Element and region listings
▼

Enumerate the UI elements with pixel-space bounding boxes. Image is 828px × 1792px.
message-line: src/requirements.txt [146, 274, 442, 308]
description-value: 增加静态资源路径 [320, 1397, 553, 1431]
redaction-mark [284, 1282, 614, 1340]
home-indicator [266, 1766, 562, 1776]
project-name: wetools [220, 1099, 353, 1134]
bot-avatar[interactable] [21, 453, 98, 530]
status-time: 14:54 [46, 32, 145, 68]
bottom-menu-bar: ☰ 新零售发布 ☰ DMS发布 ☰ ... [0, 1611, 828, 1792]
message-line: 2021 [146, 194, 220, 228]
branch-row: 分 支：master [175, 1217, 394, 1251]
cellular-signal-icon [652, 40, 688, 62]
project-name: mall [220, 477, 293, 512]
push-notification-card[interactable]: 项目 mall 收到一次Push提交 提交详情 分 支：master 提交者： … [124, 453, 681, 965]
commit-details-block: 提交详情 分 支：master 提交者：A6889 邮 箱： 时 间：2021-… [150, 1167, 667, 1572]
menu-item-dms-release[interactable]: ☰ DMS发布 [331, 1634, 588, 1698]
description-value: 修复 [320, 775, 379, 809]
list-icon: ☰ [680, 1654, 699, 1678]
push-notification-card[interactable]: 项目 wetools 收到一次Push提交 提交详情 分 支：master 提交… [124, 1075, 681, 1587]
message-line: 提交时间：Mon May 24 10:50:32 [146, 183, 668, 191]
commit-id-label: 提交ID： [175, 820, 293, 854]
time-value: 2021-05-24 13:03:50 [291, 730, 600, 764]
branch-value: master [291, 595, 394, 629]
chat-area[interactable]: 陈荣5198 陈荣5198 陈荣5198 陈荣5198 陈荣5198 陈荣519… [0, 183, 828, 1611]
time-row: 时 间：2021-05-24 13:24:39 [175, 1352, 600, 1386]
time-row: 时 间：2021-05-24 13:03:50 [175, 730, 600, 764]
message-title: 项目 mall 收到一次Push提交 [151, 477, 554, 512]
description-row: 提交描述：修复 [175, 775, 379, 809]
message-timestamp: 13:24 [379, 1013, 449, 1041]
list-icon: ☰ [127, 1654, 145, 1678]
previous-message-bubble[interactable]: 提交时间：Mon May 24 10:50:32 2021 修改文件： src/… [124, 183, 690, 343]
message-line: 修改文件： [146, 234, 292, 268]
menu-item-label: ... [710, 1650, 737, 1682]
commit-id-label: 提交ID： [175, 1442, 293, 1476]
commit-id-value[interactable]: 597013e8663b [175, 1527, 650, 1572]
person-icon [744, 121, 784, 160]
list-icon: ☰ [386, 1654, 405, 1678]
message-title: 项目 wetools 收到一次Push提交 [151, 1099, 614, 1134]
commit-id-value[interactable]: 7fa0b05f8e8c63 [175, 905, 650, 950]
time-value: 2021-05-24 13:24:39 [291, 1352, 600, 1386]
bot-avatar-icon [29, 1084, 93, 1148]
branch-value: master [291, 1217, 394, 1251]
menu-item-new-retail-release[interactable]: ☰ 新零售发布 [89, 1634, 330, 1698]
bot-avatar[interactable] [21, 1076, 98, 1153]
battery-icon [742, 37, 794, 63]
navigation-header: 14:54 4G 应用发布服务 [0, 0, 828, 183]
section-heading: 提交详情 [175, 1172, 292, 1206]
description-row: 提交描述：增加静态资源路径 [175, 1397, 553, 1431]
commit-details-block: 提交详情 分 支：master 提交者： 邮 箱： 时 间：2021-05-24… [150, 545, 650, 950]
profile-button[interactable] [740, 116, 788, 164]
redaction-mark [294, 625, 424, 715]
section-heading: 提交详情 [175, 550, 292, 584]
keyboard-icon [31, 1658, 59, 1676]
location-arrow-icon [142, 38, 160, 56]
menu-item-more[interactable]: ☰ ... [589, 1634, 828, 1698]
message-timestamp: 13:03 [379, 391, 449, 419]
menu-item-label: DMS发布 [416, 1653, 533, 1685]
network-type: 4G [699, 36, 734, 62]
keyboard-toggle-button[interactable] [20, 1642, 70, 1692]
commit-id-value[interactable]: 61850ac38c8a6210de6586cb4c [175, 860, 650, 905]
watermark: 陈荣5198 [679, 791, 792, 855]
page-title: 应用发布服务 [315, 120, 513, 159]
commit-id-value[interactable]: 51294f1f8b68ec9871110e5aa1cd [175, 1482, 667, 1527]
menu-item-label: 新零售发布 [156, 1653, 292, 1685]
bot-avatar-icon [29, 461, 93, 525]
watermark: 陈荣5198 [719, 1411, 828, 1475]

▲
▼

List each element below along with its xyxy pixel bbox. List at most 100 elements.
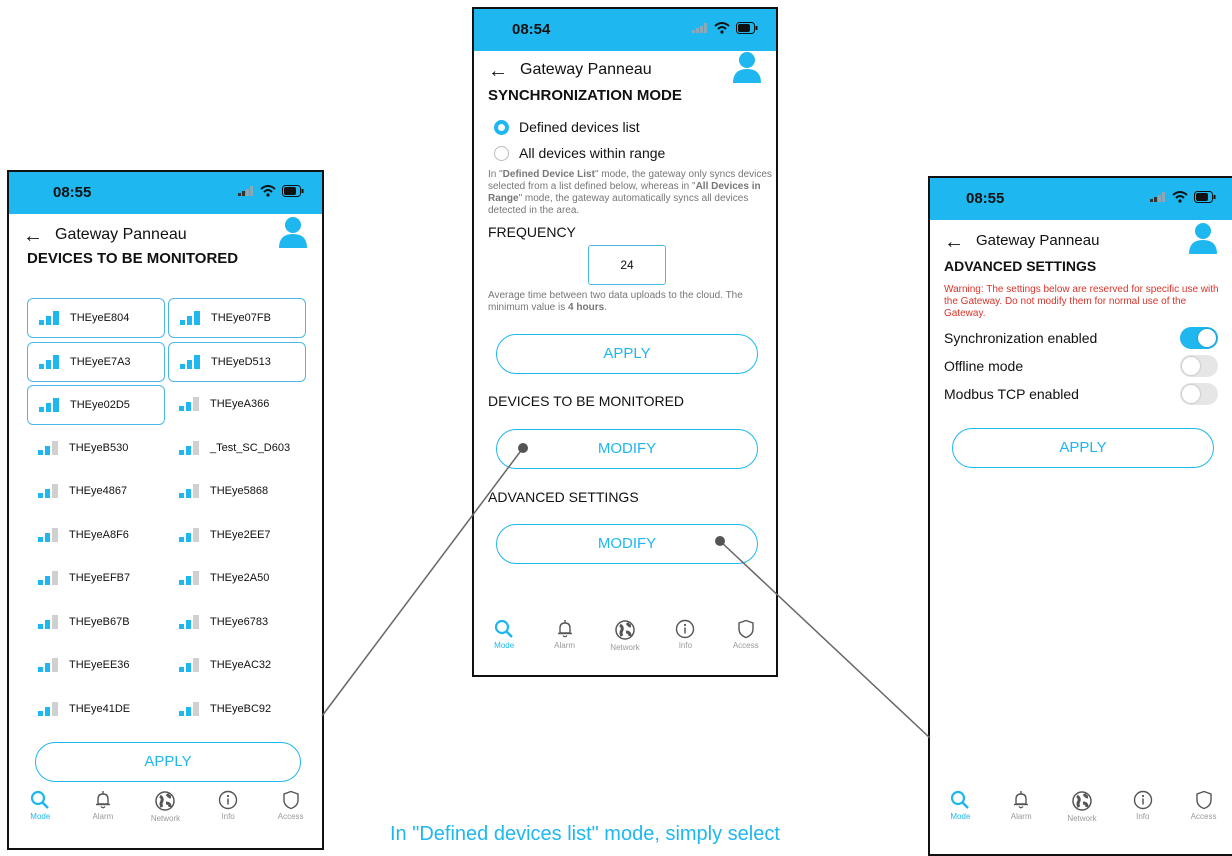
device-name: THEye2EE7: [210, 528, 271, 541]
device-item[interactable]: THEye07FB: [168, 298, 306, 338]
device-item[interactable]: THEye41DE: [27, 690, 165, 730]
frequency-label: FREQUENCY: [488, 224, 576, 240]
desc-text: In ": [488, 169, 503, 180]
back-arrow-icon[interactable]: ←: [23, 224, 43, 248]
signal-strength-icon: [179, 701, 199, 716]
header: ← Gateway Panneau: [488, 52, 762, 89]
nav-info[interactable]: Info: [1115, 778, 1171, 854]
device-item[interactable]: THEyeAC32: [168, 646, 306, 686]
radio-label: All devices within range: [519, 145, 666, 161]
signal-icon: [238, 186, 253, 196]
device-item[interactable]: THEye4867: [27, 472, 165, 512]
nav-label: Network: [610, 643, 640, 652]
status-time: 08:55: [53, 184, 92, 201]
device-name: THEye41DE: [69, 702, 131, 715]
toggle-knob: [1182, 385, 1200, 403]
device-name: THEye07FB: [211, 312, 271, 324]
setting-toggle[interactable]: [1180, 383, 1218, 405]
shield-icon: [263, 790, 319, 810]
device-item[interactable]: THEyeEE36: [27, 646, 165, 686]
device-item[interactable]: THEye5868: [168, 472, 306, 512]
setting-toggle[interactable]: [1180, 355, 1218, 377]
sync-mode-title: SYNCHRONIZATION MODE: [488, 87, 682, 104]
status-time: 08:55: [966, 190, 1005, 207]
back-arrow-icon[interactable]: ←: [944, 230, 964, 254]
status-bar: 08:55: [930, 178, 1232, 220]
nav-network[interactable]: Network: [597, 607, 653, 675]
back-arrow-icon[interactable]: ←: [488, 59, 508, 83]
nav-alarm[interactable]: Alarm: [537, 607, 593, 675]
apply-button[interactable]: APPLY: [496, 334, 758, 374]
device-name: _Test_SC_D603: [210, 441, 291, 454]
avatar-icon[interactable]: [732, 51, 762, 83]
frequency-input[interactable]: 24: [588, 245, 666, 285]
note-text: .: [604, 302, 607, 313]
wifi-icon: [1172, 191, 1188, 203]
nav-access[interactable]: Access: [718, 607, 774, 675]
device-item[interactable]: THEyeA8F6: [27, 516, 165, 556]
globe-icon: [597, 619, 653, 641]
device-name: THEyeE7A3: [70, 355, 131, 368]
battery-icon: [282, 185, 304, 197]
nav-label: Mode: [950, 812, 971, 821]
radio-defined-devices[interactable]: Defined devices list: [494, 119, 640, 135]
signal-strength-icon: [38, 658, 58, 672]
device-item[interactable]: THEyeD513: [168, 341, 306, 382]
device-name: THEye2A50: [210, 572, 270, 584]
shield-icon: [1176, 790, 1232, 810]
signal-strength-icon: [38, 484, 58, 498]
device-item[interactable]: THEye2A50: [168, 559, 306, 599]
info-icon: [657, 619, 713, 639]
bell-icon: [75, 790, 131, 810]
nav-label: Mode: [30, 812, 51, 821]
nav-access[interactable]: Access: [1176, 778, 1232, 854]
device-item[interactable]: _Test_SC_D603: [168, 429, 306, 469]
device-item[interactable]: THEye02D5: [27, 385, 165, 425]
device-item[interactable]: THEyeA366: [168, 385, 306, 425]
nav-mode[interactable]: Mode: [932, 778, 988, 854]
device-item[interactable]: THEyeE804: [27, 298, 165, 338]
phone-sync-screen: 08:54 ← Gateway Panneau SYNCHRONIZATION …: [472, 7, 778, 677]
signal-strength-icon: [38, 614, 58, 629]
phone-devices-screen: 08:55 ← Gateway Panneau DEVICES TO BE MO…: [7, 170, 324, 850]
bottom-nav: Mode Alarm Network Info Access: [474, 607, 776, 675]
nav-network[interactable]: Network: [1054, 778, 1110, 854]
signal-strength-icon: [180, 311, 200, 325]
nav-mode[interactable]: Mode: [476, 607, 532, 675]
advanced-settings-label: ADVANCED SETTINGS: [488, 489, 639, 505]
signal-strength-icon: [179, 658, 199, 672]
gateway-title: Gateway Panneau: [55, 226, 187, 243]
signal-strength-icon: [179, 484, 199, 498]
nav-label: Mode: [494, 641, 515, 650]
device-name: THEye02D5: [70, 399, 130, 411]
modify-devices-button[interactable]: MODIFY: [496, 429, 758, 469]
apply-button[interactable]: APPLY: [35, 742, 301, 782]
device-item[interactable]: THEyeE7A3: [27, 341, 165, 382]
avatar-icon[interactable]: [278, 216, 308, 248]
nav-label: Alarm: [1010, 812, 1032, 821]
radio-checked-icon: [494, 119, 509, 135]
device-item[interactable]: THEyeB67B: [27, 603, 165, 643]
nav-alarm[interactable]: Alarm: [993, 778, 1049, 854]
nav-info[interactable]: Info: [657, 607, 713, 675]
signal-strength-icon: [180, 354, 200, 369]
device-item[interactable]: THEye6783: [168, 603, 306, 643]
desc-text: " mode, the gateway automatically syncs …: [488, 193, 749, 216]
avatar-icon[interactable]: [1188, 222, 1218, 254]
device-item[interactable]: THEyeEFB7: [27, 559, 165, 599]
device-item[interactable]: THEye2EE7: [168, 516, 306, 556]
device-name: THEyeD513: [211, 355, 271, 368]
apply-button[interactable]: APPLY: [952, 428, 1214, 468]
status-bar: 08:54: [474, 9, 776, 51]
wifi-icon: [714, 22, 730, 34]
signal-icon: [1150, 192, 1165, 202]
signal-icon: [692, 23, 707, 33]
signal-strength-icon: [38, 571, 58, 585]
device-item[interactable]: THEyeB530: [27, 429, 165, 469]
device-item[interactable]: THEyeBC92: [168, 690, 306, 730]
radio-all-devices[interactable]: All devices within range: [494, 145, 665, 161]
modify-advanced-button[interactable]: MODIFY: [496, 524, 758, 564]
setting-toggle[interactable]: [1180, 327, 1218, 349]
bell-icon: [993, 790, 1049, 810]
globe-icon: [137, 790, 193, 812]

▲

[Work to be completed] Copy out the lines of the material from the line with "device-name: THEye2EE7: [210, 528, 271, 541]" up to and including the line with "status-time: 08:55: [966, 190, 1005, 207]".

[Correct result]
device-name: THEye2EE7: [210, 528, 271, 541]
device-item[interactable]: THEye07FB: [168, 298, 306, 338]
device-item[interactable]: THEye41DE: [27, 690, 165, 730]
frequency-label: FREQUENCY: [488, 224, 576, 240]
desc-text: In ": [488, 169, 503, 180]
back-arrow-icon[interactable]: ←: [23, 224, 43, 248]
signal-strength-icon: [179, 701, 199, 716]
header: ← Gateway Panneau: [488, 52, 762, 89]
nav-info[interactable]: Info: [1115, 778, 1171, 854]
device-item[interactable]: THEyeAC32: [168, 646, 306, 686]
radio-label: All devices within range: [519, 145, 666, 161]
signal-icon: [238, 186, 253, 196]
device-item[interactable]: THEye4867: [27, 472, 165, 512]
nav-label: Network: [610, 643, 640, 652]
status-time: 08:55: [53, 184, 92, 201]
device-name: THEye41DE: [69, 702, 131, 715]
toggle-knob: [1182, 385, 1200, 403]
device-name: THEye07FB: [211, 312, 271, 324]
setting-toggle[interactable]: [1180, 383, 1218, 405]
shield-icon: [263, 790, 319, 810]
device-item[interactable]: THEyeEE36: [27, 646, 165, 686]
device-item[interactable]: THEye5868: [168, 472, 306, 512]
setting-toggle[interactable]: [1180, 355, 1218, 377]
sync-mode-title: SYNCHRONIZATION MODE: [488, 87, 682, 104]
status-time: 08:55: [966, 190, 1005, 207]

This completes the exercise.